Instructions to follow:
Here are some entries; quote each one exactly.
--
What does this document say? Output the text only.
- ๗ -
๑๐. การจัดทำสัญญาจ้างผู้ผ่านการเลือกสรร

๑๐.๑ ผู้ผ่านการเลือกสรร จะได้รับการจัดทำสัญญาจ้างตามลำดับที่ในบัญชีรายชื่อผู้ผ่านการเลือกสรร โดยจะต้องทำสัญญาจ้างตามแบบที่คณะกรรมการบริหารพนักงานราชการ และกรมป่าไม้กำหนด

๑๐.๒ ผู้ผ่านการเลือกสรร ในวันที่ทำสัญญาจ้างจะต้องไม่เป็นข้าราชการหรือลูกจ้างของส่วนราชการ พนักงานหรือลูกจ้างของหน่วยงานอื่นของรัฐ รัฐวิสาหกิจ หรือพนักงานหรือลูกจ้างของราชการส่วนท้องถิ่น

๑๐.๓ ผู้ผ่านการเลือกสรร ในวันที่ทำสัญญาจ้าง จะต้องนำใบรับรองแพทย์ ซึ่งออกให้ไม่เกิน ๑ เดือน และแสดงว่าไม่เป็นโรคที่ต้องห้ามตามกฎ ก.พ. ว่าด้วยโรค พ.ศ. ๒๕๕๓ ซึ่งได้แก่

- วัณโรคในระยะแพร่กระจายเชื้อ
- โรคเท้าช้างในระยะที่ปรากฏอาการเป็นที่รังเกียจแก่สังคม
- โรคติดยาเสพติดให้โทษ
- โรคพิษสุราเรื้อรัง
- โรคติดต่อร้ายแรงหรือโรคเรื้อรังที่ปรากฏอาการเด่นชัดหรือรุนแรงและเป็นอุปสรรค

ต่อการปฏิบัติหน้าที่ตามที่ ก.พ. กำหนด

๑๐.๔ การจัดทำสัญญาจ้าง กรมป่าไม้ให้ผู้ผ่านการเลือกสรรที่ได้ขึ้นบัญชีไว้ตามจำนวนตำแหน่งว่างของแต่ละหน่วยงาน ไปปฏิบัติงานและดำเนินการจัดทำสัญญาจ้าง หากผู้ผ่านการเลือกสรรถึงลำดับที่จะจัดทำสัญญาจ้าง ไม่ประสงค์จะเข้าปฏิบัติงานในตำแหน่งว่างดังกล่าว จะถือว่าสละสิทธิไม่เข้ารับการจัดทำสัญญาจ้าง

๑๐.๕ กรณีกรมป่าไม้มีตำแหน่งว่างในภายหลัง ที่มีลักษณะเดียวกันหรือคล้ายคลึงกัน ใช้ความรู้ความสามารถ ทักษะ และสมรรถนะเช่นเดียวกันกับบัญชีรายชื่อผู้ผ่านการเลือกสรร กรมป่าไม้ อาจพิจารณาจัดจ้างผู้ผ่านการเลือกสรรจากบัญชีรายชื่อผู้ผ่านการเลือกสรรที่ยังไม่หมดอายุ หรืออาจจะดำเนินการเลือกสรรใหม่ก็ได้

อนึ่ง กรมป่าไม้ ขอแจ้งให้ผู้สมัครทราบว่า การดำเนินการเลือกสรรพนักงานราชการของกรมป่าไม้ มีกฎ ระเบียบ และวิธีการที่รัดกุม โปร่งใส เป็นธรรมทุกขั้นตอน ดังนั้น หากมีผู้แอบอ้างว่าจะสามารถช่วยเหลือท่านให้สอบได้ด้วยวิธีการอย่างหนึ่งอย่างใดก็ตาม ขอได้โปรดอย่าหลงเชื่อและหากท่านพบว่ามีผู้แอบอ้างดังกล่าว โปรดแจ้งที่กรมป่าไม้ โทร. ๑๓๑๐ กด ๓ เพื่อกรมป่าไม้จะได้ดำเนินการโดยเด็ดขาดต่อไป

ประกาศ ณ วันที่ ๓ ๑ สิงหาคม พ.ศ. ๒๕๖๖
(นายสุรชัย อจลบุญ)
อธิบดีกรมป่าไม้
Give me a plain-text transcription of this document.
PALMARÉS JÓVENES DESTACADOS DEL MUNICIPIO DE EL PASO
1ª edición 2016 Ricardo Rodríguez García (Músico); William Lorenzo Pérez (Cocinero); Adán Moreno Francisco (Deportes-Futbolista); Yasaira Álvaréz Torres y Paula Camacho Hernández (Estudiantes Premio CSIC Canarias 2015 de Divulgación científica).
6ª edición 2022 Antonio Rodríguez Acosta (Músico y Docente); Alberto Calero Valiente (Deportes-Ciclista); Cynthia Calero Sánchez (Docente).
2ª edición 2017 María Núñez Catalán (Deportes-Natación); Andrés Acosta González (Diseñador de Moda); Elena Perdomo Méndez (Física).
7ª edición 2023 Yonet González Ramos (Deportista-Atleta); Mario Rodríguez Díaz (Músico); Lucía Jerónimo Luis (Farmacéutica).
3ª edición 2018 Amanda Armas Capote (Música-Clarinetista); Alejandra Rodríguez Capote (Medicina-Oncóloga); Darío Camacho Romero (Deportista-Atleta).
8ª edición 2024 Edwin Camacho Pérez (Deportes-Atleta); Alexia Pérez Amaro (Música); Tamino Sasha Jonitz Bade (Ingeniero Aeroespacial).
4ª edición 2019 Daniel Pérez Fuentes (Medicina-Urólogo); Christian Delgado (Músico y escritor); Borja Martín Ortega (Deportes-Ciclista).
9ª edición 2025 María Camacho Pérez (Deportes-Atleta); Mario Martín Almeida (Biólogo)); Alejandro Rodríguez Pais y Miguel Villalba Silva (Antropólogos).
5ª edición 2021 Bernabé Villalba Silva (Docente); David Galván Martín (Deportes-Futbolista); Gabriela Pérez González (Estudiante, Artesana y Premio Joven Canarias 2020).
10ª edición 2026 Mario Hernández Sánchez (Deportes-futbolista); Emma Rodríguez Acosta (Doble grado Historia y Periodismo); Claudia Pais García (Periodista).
--
The solution:
What does this document say? Output the text only.
- ๗ -
๑๐. การจัดทำสัญญาจ้างผู้ผ่านการเลือกสรร

๑๐.๑ ผู้ผ่านการเลือกสรร จะได้รับการจัดทำสัญญาจ้างตามลำดับที่ในบัญชีรายชื่อผู้ผ่านการเลือกสรร โดยจะต้องทำสัญญาจ้างตามแบบที่คณะกรรมการบริหารพนักงานราชการ และกรมป่าไม้กำหนด

๑๐.๒ ผู้ผ่านการเลือกสรร ในวันที่ทำสัญญาจ้างจะต้องไม่เป็นข้าราชการหรือลูกจ้างของส่วนราชการ พนักงานหรือลูกจ้างของหน่วยงานอื่นของรัฐ รัฐวิสาหกิจ หรือพนักงานหรือลูกจ้างของราชการส่วนท้องถิ่น

๑๐.๓ ผู้ผ่านการเลือกสรร ในวันที่ทำสัญญาจ้าง จะต้องนำใบรับรองแพทย์ ซึ่งออกให้ไม่เกิน ๑ เดือน และแสดงว่าไม่เป็นโรคที่ต้องห้ามตามกฎ ก.พ. ว่าด้วยโรค พ.ศ. ๒๕๕๓ ซึ่งได้แก่

- วัณโรคในระยะแพร่กระจายเชื้อ
- โรคเท้าช้างในระยะที่ปรากฏอาการเป็นที่รังเกียจแก่สังคม
- โรคติดยาเสพติดให้โทษ
- โรคพิษสุราเรื้อรัง
- โรคติดต่อร้ายแรงหรือโรคเรื้อรังที่ปรากฏอาการเด่นชัดหรือรุนแรงและเป็นอุปสรรค

ต่อการปฏิบัติหน้าที่ตามที่ ก.พ. กำหนด

๑๐.๔ การจัดทำสัญญาจ้าง กรมป่าไม้ให้ผู้ผ่านการเลือกสรรที่ได้ขึ้นบัญชีไว้ตามจำนวนตำแหน่งว่างของแต่ละหน่วยงาน ไปปฏิบัติงานและดำเนินการจัดทำสัญญาจ้าง หากผู้ผ่านการเลือกสรรถึงลำดับที่จะจัดทำสัญญาจ้าง ไม่ประสงค์จะเข้าปฏิบัติงานในตำแหน่งว่างดังกล่าว จะถือว่าสละสิทธิไม่เข้ารับการจัดทำสัญญาจ้าง

๑๐.๕ กรณีกรมป่าไม้มีตำแหน่งว่างในภายหลัง ที่มีลักษณะเดียวกันหรือคล้ายคลึงกัน ใช้ความรู้ความสามารถ ทักษะ และสมรรถนะเช่นเดียวกันกับบัญชีรายชื่อผู้ผ่านการเลือกสรร กรมป่าไม้ อาจพิจารณาจัดจ้างผู้ผ่านการเลือกสรรจากบัญชีรายชื่อผู้ผ่านการเลือกสรรที่ยังไม่หมดอายุ หรืออาจจะดำเนินการเลือกสรรใหม่ก็ได้

อนึ่ง กรมป่าไม้ ขอแจ้งให้ผู้สมัครทราบว่า การดำเนินการเลือกสรรพนักงานราชการของกรมป่าไม้ มีกฎ ระเบียบ และวิธีการที่รัดกุม โปร่งใส เป็นธรรมทุกขั้นตอน ดังนั้น หากมีผู้แอบอ้างว่าจะสามารถช่วยเหลือท่านให้สอบได้ด้วยวิธีการอย่างหนึ่งอย่างใดก็ตาม ขอได้โปรดอย่าหลงเชื่อและหากท่านพบว่ามีผู้แอบอ้างดังกล่าว โปรดแจ้งที่กรมป่าไม้ โทร. ๑๓๑๐ กด ๓ เพื่อกรมป่าไม้จะได้ดำเนินการโดยเด็ดขาดต่อไป

ประกาศ ณ วันที่ ๓ ๑ สิงหาคม พ.ศ. ๒๕๖๖
(นายสุรชัย อจลบุญ)
อธิบดีกรมป่าไม้
Give me a plain-text transcription of this document.
PALMARÉS JÓVENES DESTACADOS DEL MUNICIPIO DE EL PASO
1ª edición 2016 Ricardo Rodríguez García (Músico); William Lorenzo Pérez (Cocinero); Adán Moreno Francisco (Deportes-Futbolista); Yasaira Álvaréz Torres y Paula Camacho Hernández (Estudiantes Premio CSIC Canarias 2015 de Divulgación científica).
6ª edición 2022 Antonio Rodríguez Acosta (Músico y Docente); Alberto Calero Valiente (Deportes-Ciclista); Cynthia Calero Sánchez (Docente).
2ª edición 2017 María Núñez Catalán (Deportes-Natación); Andrés Acosta González (Diseñador de Moda); Elena Perdomo Méndez (Física).
7ª edición 2023 Yonet González Ramos (Deportista-Atleta); Mario Rodríguez Díaz (Músico); Lucía Jerónimo Luis (Farmacéutica).
3ª edición 2018 Amanda Armas Capote (Música-Clarinetista); Alejandra Rodríguez Capote (Medicina-Oncóloga); Darío Camacho Romero (Deportista-Atleta).
8ª edición 2024 Edwin Camacho Pérez (Deportes-Atleta); Alexia Pérez Amaro (Música); Tamino Sasha Jonitz Bade (Ingeniero Aeroespacial).
4ª edición 2019 Daniel Pérez Fuentes (Medicina-Urólogo); Christian Delgado (Músico y escritor); Borja Martín Ortega (Deportes-Ciclista).
9ª edición 2025 María Camacho Pérez (Deportes-Atleta); Mario Martín Almeida (Biólogo)); Alejandro Rodríguez Pais y Miguel Villalba Silva (Antropólogos).
5ª edición 2021 Bernabé Villalba Silva (Docente); David Galván Martín (Deportes-Futbolista); Gabriela Pérez González (Estudiante, Artesana y Premio Joven Canarias 2020).
10ª edición 2026 Mario Hernández Sánchez (Deportes-futbolista); Emma Rodríguez Acosta (Doble grado Historia y Periodismo); Claudia Pais García (Periodista).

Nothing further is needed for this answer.